**Task requirements:** Set down each line of the material that follows, exactly, with no pictures.

[Extracted records]
(begin)
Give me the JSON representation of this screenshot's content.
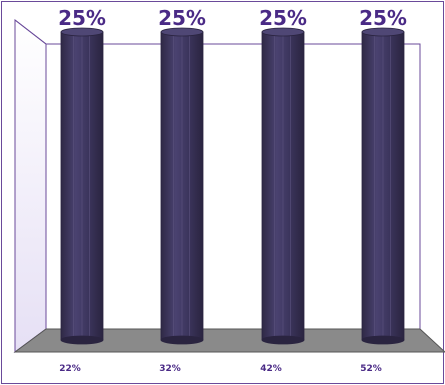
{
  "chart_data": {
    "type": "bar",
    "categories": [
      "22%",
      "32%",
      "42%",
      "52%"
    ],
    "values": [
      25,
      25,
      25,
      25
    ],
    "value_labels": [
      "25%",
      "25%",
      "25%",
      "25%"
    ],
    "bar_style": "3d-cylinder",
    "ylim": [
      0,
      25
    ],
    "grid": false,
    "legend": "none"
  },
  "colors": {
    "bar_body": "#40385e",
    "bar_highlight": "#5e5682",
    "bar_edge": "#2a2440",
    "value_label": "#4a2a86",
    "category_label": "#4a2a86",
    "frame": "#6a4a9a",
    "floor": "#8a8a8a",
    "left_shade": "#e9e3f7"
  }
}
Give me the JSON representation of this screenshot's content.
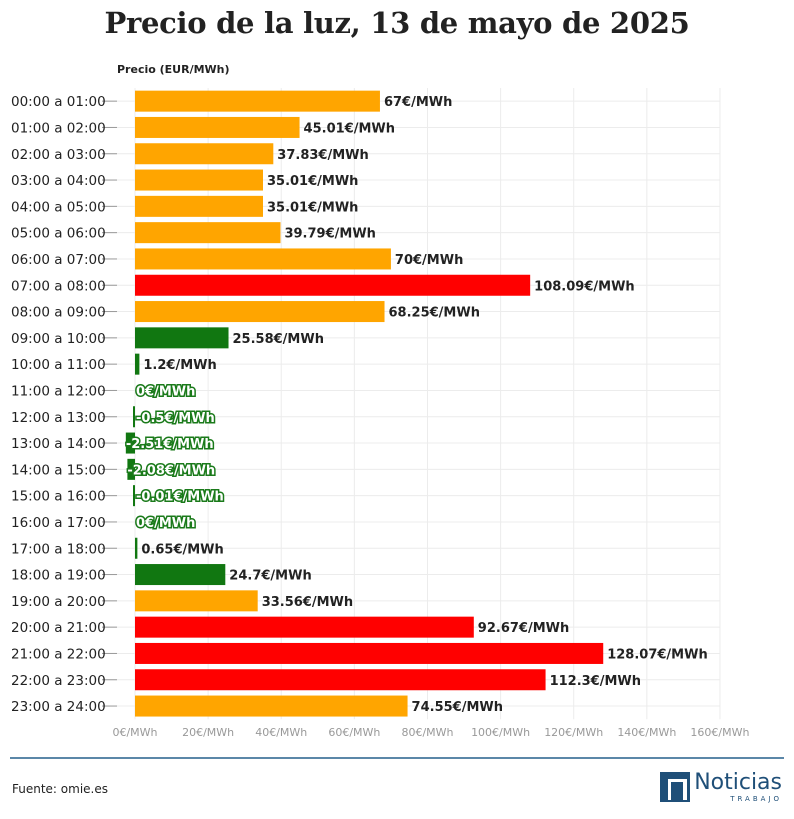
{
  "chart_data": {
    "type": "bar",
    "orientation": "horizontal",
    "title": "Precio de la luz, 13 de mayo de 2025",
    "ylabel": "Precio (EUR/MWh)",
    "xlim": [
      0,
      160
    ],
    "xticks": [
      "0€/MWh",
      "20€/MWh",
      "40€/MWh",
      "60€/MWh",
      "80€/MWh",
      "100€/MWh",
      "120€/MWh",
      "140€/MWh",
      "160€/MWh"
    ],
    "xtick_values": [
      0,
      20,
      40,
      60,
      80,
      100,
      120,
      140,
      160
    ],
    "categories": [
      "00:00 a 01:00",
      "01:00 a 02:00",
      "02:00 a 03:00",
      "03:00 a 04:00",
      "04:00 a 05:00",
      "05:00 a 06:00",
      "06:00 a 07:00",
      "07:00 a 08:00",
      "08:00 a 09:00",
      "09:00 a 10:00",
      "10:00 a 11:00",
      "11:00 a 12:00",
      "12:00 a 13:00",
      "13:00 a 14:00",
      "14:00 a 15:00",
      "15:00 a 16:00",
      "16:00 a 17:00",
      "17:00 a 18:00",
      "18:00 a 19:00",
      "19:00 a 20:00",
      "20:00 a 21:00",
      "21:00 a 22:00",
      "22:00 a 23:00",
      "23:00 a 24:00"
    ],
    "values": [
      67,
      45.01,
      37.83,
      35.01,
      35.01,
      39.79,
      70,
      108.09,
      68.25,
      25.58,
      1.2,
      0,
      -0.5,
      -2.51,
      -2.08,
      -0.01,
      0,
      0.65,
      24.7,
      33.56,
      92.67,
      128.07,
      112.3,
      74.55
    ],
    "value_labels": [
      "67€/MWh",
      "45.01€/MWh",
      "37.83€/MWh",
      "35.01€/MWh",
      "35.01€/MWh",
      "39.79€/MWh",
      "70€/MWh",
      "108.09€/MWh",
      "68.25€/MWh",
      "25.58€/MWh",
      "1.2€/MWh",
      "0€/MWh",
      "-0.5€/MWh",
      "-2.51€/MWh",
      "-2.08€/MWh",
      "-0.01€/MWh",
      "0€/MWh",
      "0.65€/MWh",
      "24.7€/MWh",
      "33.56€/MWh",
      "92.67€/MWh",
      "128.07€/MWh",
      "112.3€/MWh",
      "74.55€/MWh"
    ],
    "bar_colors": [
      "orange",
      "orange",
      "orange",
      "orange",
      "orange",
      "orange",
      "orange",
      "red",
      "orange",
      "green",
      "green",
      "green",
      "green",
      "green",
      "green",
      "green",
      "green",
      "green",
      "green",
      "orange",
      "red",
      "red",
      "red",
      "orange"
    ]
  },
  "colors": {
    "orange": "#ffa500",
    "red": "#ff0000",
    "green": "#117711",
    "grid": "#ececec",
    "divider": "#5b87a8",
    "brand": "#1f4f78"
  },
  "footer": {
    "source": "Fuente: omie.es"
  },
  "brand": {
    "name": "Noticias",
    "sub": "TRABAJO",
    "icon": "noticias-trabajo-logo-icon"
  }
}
(end)
**Answer below:**
Give me the JSON representation of this screenshot's content.
{
  "chart_data": {
    "type": "bar",
    "categories": [
      "22%",
      "32%",
      "42%",
      "52%"
    ],
    "values": [
      25,
      25,
      25,
      25
    ],
    "value_labels": [
      "25%",
      "25%",
      "25%",
      "25%"
    ],
    "bar_style": "3d-cylinder",
    "ylim": [
      0,
      25
    ],
    "grid": false,
    "legend": "none"
  },
  "colors": {
    "bar_body": "#40385e",
    "bar_highlight": "#5e5682",
    "bar_edge": "#2a2440",
    "value_label": "#4a2a86",
    "category_label": "#4a2a86",
    "frame": "#6a4a9a",
    "floor": "#8a8a8a",
    "left_shade": "#e9e3f7"
  }
}
Give me the JSON representation of this screenshot's content.
{
  "chart_data": {
    "type": "bar",
    "orientation": "horizontal",
    "title": "Precio de la luz, 13 de mayo de 2025",
    "ylabel": "Precio (EUR/MWh)",
    "xlim": [
      0,
      160
    ],
    "xticks": [
      "0€/MWh",
      "20€/MWh",
      "40€/MWh",
      "60€/MWh",
      "80€/MWh",
      "100€/MWh",
      "120€/MWh",
      "140€/MWh",
      "160€/MWh"
    ],
    "xtick_values": [
      0,
      20,
      40,
      60,
      80,
      100,
      120,
      140,
      160
    ],
    "categories": [
      "00:00 a 01:00",
      "01:00 a 02:00",
      "02:00 a 03:00",
      "03:00 a 04:00",
      "04:00 a 05:00",
      "05:00 a 06:00",
      "06:00 a 07:00",
      "07:00 a 08:00",
      "08:00 a 09:00",
      "09:00 a 10:00",
      "10:00 a 11:00",
      "11:00 a 12:00",
      "12:00 a 13:00",
      "13:00 a 14:00",
      "14:00 a 15:00",
      "15:00 a 16:00",
      "16:00 a 17:00",
      "17:00 a 18:00",
      "18:00 a 19:00",
      "19:00 a 20:00",
      "20:00 a 21:00",
      "21:00 a 22:00",
      "22:00 a 23:00",
      "23:00 a 24:00"
    ],
    "values": [
      67,
      45.01,
      37.83,
      35.01,
      35.01,
      39.79,
      70,
      108.09,
      68.25,
      25.58,
      1.2,
      0,
      -0.5,
      -2.51,
      -2.08,
      -0.01,
      0,
      0.65,
      24.7,
      33.56,
      92.67,
      128.07,
      112.3,
      74.55
    ],
    "value_labels": [
      "67€/MWh",
      "45.01€/MWh",
      "37.83€/MWh",
      "35.01€/MWh",
      "35.01€/MWh",
      "39.79€/MWh",
      "70€/MWh",
      "108.09€/MWh",
      "68.25€/MWh",
      "25.58€/MWh",
      "1.2€/MWh",
      "0€/MWh",
      "-0.5€/MWh",
      "-2.51€/MWh",
      "-2.08€/MWh",
      "-0.01€/MWh",
      "0€/MWh",
      "0.65€/MWh",
      "24.7€/MWh",
      "33.56€/MWh",
      "92.67€/MWh",
      "128.07€/MWh",
      "112.3€/MWh",
      "74.55€/MWh"
    ],
    "bar_colors": [
      "orange",
      "orange",
      "orange",
      "orange",
      "orange",
      "orange",
      "orange",
      "red",
      "orange",
      "green",
      "green",
      "green",
      "green",
      "green",
      "green",
      "green",
      "green",
      "green",
      "green",
      "orange",
      "red",
      "red",
      "red",
      "orange"
    ]
  },
  "colors": {
    "orange": "#ffa500",
    "red": "#ff0000",
    "green": "#117711",
    "grid": "#ececec",
    "divider": "#5b87a8",
    "brand": "#1f4f78"
  },
  "footer": {
    "source": "Fuente: omie.es"
  },
  "brand": {
    "name": "Noticias",
    "sub": "TRABAJO",
    "icon": "noticias-trabajo-logo-icon"
  }
}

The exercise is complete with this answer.